[Stored data]
# # # # #
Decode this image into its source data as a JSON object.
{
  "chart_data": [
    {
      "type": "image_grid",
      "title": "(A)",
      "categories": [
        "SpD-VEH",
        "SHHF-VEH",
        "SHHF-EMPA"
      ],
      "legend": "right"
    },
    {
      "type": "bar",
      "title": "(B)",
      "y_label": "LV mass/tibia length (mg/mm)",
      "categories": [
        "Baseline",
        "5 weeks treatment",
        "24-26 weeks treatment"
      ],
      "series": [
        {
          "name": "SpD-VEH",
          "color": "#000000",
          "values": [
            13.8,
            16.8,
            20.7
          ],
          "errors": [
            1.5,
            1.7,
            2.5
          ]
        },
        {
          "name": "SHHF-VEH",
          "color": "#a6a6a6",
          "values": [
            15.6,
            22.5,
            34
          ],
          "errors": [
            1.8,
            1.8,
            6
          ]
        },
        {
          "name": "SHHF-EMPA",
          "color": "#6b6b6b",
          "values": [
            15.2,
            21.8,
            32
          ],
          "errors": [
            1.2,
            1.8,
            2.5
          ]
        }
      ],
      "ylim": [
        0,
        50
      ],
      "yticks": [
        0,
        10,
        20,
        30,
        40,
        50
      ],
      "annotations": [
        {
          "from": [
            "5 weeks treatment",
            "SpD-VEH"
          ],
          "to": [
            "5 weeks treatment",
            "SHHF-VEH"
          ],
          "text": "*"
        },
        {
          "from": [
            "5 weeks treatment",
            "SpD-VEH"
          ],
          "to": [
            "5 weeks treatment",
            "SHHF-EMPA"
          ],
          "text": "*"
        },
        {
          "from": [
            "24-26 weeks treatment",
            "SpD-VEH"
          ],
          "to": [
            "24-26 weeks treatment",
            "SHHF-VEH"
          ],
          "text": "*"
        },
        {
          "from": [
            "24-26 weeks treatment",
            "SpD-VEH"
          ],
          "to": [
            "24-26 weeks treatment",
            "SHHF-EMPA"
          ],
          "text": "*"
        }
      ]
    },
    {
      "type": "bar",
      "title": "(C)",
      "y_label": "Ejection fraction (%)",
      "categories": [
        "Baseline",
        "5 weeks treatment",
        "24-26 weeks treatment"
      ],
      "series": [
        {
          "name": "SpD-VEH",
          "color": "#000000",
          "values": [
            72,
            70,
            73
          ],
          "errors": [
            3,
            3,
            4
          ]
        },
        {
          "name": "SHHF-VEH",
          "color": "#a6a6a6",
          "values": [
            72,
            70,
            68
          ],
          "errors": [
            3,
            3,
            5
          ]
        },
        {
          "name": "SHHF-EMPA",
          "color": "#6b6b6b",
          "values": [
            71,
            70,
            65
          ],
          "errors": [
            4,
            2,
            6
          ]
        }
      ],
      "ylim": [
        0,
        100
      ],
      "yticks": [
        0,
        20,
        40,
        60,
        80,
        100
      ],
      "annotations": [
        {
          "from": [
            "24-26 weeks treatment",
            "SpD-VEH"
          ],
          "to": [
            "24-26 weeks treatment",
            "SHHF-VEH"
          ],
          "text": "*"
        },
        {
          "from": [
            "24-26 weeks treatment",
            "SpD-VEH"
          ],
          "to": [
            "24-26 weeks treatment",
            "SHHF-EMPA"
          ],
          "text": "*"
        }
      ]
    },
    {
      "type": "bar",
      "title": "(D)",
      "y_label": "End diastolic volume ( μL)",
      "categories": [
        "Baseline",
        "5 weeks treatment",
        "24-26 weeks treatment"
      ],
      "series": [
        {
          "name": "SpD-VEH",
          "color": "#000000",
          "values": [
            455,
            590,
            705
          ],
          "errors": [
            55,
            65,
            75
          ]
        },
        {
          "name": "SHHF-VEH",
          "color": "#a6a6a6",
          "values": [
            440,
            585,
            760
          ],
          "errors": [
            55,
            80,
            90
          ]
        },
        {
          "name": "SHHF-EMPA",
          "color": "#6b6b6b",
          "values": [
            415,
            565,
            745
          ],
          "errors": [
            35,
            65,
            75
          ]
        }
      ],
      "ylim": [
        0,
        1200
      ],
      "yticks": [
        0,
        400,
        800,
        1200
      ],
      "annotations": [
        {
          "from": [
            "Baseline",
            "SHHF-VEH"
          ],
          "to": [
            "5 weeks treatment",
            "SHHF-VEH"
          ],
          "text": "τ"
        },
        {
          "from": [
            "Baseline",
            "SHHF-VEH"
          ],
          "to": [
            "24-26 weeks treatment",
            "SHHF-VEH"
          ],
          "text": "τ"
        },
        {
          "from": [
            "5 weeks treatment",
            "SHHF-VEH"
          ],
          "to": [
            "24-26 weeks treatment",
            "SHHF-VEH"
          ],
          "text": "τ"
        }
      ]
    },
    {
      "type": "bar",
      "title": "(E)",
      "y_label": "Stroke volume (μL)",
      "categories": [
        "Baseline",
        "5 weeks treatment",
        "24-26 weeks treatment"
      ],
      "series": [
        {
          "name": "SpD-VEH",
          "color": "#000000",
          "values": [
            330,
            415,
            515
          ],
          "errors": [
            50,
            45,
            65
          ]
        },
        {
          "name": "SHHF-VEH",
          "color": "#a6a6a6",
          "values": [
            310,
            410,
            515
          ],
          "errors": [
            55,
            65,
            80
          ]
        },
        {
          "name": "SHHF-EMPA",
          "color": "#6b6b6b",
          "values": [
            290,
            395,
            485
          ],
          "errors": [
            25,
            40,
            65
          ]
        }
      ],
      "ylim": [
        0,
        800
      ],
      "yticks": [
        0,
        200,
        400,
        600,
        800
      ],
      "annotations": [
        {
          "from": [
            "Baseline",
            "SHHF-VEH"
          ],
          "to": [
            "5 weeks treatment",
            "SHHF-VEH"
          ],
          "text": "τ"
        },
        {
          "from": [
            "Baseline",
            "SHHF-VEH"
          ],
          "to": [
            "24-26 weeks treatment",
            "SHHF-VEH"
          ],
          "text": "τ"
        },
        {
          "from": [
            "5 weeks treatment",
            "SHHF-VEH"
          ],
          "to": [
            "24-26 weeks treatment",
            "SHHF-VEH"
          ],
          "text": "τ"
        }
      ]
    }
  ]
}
# # # # #
EXERCISE PROMPT:
Repeat the listing exactly, from its first line to its last.

RESULT OF THIS EXERCISE:
Decode this image into its source data as a JSON object.
{
  "chart_data": [
    {
      "type": "image_grid",
      "title": "(A)",
      "categories": [
        "SpD-VEH",
        "SHHF-VEH",
        "SHHF-EMPA"
      ],
      "legend": "right"
    },
    {
      "type": "bar",
      "title": "(B)",
      "y_label": "LV mass/tibia length (mg/mm)",
      "categories": [
        "Baseline",
        "5 weeks treatment",
        "24-26 weeks treatment"
      ],
      "series": [
        {
          "name": "SpD-VEH",
          "color": "#000000",
          "values": [
            13.8,
            16.8,
            20.7
          ],
          "errors": [
            1.5,
            1.7,
            2.5
          ]
        },
        {
          "name": "SHHF-VEH",
          "color": "#a6a6a6",
          "values": [
            15.6,
            22.5,
            34
          ],
          "errors": [
            1.8,
            1.8,
            6
          ]
        },
        {
          "name": "SHHF-EMPA",
          "color": "#6b6b6b",
          "values": [
            15.2,
            21.8,
            32
          ],
          "errors": [
            1.2,
            1.8,
            2.5
          ]
        }
      ],
      "ylim": [
        0,
        50
      ],
      "yticks": [
        0,
        10,
        20,
        30,
        40,
        50
      ],
      "annotations": [
        {
          "from": [
            "5 weeks treatment",
            "SpD-VEH"
          ],
          "to": [
            "5 weeks treatment",
            "SHHF-VEH"
          ],
          "text": "*"
        },
        {
          "from": [
            "5 weeks treatment",
            "SpD-VEH"
          ],
          "to": [
            "5 weeks treatment",
            "SHHF-EMPA"
          ],
          "text": "*"
        },
        {
          "from": [
            "24-26 weeks treatment",
            "SpD-VEH"
          ],
          "to": [
            "24-26 weeks treatment",
            "SHHF-VEH"
          ],
          "text": "*"
        },
        {
          "from": [
            "24-26 weeks treatment",
            "SpD-VEH"
          ],
          "to": [
            "24-26 weeks treatment",
            "SHHF-EMPA"
          ],
          "text": "*"
        }
      ]
    },
    {
      "type": "bar",
      "title": "(C)",
      "y_label": "Ejection fraction (%)",
      "categories": [
        "Baseline",
        "5 weeks treatment",
        "24-26 weeks treatment"
      ],
      "series": [
        {
          "name": "SpD-VEH",
          "color": "#000000",
          "values": [
            72,
            70,
            73
          ],
          "errors": [
            3,
            3,
            4
          ]
        },
        {
          "name": "SHHF-VEH",
          "color": "#a6a6a6",
          "values": [
            72,
            70,
            68
          ],
          "errors": [
            3,
            3,
            5
          ]
        },
        {
          "name": "SHHF-EMPA",
          "color": "#6b6b6b",
          "values": [
            71,
            70,
            65
          ],
          "errors": [
            4,
            2,
            6
          ]
        }
      ],
      "ylim": [
        0,
        100
      ],
      "yticks": [
        0,
        20,
        40,
        60,
        80,
        100
      ],
      "annotations": [
        {
          "from": [
            "24-26 weeks treatment",
            "SpD-VEH"
          ],
          "to": [
            "24-26 weeks treatment",
            "SHHF-VEH"
          ],
          "text": "*"
        },
        {
          "from": [
            "24-26 weeks treatment",
            "SpD-VEH"
          ],
          "to": [
            "24-26 weeks treatment",
            "SHHF-EMPA"
          ],
          "text": "*"
        }
      ]
    },
    {
      "type": "bar",
      "title": "(D)",
      "y_label": "End diastolic volume ( μL)",
      "categories": [
        "Baseline",
        "5 weeks treatment",
        "24-26 weeks treatment"
      ],
      "series": [
        {
          "name": "SpD-VEH",
          "color": "#000000",
          "values": [
            455,
            590,
            705
          ],
          "errors": [
            55,
            65,
            75
          ]
        },
        {
          "name": "SHHF-VEH",
          "color": "#a6a6a6",
          "values": [
            440,
            585,
            760
          ],
          "errors": [
            55,
            80,
            90
          ]
        },
        {
          "name": "SHHF-EMPA",
          "color": "#6b6b6b",
          "values": [
            415,
            565,
            745
          ],
          "errors": [
            35,
            65,
            75
          ]
        }
      ],
      "ylim": [
        0,
        1200
      ],
      "yticks": [
        0,
        400,
        800,
        1200
      ],
      "annotations": [
        {
          "from": [
            "Baseline",
            "SHHF-VEH"
          ],
          "to": [
            "5 weeks treatment",
            "SHHF-VEH"
          ],
          "text": "τ"
        },
        {
          "from": [
            "Baseline",
            "SHHF-VEH"
          ],
          "to": [
            "24-26 weeks treatment",
            "SHHF-VEH"
          ],
          "text": "τ"
        },
        {
          "from": [
            "5 weeks treatment",
            "SHHF-VEH"
          ],
          "to": [
            "24-26 weeks treatment",
            "SHHF-VEH"
          ],
          "text": "τ"
        }
      ]
    },
    {
      "type": "bar",
      "title": "(E)",
      "y_label": "Stroke volume (μL)",
      "categories": [
        "Baseline",
        "5 weeks treatment",
        "24-26 weeks treatment"
      ],
      "series": [
        {
          "name": "SpD-VEH",
          "color": "#000000",
          "values": [
            330,
            415,
            515
          ],
          "errors": [
            50,
            45,
            65
          ]
        },
        {
          "name": "SHHF-VEH",
          "color": "#a6a6a6",
          "values": [
            310,
            410,
            515
          ],
          "errors": [
            55,
            65,
            80
          ]
        },
        {
          "name": "SHHF-EMPA",
          "color": "#6b6b6b",
          "values": [
            290,
            395,
            485
          ],
          "errors": [
            25,
            40,
            65
          ]
        }
      ],
      "ylim": [
        0,
        800
      ],
      "yticks": [
        0,
        200,
        400,
        600,
        800
      ],
      "annotations": [
        {
          "from": [
            "Baseline",
            "SHHF-VEH"
          ],
          "to": [
            "5 weeks treatment",
            "SHHF-VEH"
          ],
          "text": "τ"
        },
        {
          "from": [
            "Baseline",
            "SHHF-VEH"
          ],
          "to": [
            "24-26 weeks treatment",
            "SHHF-VEH"
          ],
          "text": "τ"
        },
        {
          "from": [
            "5 weeks treatment",
            "SHHF-VEH"
          ],
          "to": [
            "24-26 weeks treatment",
            "SHHF-VEH"
          ],
          "text": "τ"
        }
      ]
    }
  ]
}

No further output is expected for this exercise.